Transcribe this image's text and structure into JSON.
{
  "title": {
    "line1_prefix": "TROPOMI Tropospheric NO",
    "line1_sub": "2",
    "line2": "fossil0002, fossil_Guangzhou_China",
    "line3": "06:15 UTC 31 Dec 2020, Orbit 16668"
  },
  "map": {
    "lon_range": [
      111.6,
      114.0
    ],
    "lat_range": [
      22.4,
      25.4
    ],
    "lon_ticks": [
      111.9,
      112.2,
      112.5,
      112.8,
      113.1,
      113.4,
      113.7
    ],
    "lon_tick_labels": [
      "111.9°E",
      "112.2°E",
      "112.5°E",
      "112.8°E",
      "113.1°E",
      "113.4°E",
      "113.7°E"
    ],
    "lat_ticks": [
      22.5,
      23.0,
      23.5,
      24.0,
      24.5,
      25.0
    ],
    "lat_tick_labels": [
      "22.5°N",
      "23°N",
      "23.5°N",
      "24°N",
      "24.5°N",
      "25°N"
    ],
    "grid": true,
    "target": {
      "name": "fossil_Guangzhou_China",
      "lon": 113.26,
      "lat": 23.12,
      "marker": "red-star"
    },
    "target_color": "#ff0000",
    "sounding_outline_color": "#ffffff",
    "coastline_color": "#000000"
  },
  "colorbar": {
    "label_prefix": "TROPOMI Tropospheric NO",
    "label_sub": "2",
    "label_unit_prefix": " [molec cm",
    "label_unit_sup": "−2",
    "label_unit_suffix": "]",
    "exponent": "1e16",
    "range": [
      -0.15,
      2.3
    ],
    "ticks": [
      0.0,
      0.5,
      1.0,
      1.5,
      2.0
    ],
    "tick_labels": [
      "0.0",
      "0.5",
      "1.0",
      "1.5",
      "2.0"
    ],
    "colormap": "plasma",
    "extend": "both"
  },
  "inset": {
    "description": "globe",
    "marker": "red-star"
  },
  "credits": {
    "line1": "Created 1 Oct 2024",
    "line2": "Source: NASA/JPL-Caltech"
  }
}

**********

§ DESCRIPTION OF THE TASK
Return all of the data word for word.

§ TASK RESULT
Transcribe this image's text and structure into JSON.
{
  "title": {
    "line1_prefix": "TROPOMI Tropospheric NO",
    "line1_sub": "2",
    "line2": "fossil0002, fossil_Guangzhou_China",
    "line3": "06:15 UTC 31 Dec 2020, Orbit 16668"
  },
  "map": {
    "lon_range": [
      111.6,
      114.0
    ],
    "lat_range": [
      22.4,
      25.4
    ],
    "lon_ticks": [
      111.9,
      112.2,
      112.5,
      112.8,
      113.1,
      113.4,
      113.7
    ],
    "lon_tick_labels": [
      "111.9°E",
      "112.2°E",
      "112.5°E",
      "112.8°E",
      "113.1°E",
      "113.4°E",
      "113.7°E"
    ],
    "lat_ticks": [
      22.5,
      23.0,
      23.5,
      24.0,
      24.5,
      25.0
    ],
    "lat_tick_labels": [
      "22.5°N",
      "23°N",
      "23.5°N",
      "24°N",
      "24.5°N",
      "25°N"
    ],
    "grid": true,
    "target": {
      "name": "fossil_Guangzhou_China",
      "lon": 113.26,
      "lat": 23.12,
      "marker": "red-star"
    },
    "target_color": "#ff0000",
    "sounding_outline_color": "#ffffff",
    "coastline_color": "#000000"
  },
  "colorbar": {
    "label_prefix": "TROPOMI Tropospheric NO",
    "label_sub": "2",
    "label_unit_prefix": " [molec cm",
    "label_unit_sup": "−2",
    "label_unit_suffix": "]",
    "exponent": "1e16",
    "range": [
      -0.15,
      2.3
    ],
    "ticks": [
      0.0,
      0.5,
      1.0,
      1.5,
      2.0
    ],
    "tick_labels": [
      "0.0",
      "0.5",
      "1.0",
      "1.5",
      "2.0"
    ],
    "colormap": "plasma",
    "extend": "both"
  },
  "inset": {
    "description": "globe",
    "marker": "red-star"
  },
  "credits": {
    "line1": "Created 1 Oct 2024",
    "line2": "Source: NASA/JPL-Caltech"
  }
}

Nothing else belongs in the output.